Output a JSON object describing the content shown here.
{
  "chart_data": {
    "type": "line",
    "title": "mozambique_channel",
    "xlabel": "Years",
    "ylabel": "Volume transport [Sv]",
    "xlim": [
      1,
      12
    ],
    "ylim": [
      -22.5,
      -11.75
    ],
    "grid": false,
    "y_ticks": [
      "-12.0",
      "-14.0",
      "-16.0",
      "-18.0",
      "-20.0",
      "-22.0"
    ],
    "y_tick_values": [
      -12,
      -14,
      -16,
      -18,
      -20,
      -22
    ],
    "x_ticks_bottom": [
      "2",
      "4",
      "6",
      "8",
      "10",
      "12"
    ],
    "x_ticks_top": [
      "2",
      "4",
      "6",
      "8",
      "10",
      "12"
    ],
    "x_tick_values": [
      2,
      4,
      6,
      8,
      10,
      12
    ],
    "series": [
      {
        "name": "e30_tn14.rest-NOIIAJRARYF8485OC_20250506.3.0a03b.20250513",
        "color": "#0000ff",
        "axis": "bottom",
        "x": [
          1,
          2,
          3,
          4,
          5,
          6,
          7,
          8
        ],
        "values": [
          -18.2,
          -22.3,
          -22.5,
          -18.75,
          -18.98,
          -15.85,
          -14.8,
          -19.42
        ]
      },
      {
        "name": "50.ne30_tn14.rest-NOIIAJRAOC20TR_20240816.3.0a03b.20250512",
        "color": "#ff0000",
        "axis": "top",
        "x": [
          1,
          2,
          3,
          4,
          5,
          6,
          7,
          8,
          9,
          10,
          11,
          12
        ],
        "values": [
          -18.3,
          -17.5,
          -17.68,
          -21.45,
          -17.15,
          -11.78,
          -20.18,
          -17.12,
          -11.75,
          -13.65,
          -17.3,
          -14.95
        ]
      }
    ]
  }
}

+ + + +

_Brief_
Write every line of the material above again, exactly.

_Worked solution_
Output a JSON object describing the content shown here.
{
  "chart_data": {
    "type": "line",
    "title": "mozambique_channel",
    "xlabel": "Years",
    "ylabel": "Volume transport [Sv]",
    "xlim": [
      1,
      12
    ],
    "ylim": [
      -22.5,
      -11.75
    ],
    "grid": false,
    "y_ticks": [
      "-12.0",
      "-14.0",
      "-16.0",
      "-18.0",
      "-20.0",
      "-22.0"
    ],
    "y_tick_values": [
      -12,
      -14,
      -16,
      -18,
      -20,
      -22
    ],
    "x_ticks_bottom": [
      "2",
      "4",
      "6",
      "8",
      "10",
      "12"
    ],
    "x_ticks_top": [
      "2",
      "4",
      "6",
      "8",
      "10",
      "12"
    ],
    "x_tick_values": [
      2,
      4,
      6,
      8,
      10,
      12
    ],
    "series": [
      {
        "name": "e30_tn14.rest-NOIIAJRARYF8485OC_20250506.3.0a03b.20250513",
        "color": "#0000ff",
        "axis": "bottom",
        "x": [
          1,
          2,
          3,
          4,
          5,
          6,
          7,
          8
        ],
        "values": [
          -18.2,
          -22.3,
          -22.5,
          -18.75,
          -18.98,
          -15.85,
          -14.8,
          -19.42
        ]
      },
      {
        "name": "50.ne30_tn14.rest-NOIIAJRAOC20TR_20240816.3.0a03b.20250512",
        "color": "#ff0000",
        "axis": "top",
        "x": [
          1,
          2,
          3,
          4,
          5,
          6,
          7,
          8,
          9,
          10,
          11,
          12
        ],
        "values": [
          -18.3,
          -17.5,
          -17.68,
          -21.45,
          -17.15,
          -11.78,
          -20.18,
          -17.12,
          -11.75,
          -13.65,
          -17.3,
          -14.95
        ]
      }
    ]
  }
}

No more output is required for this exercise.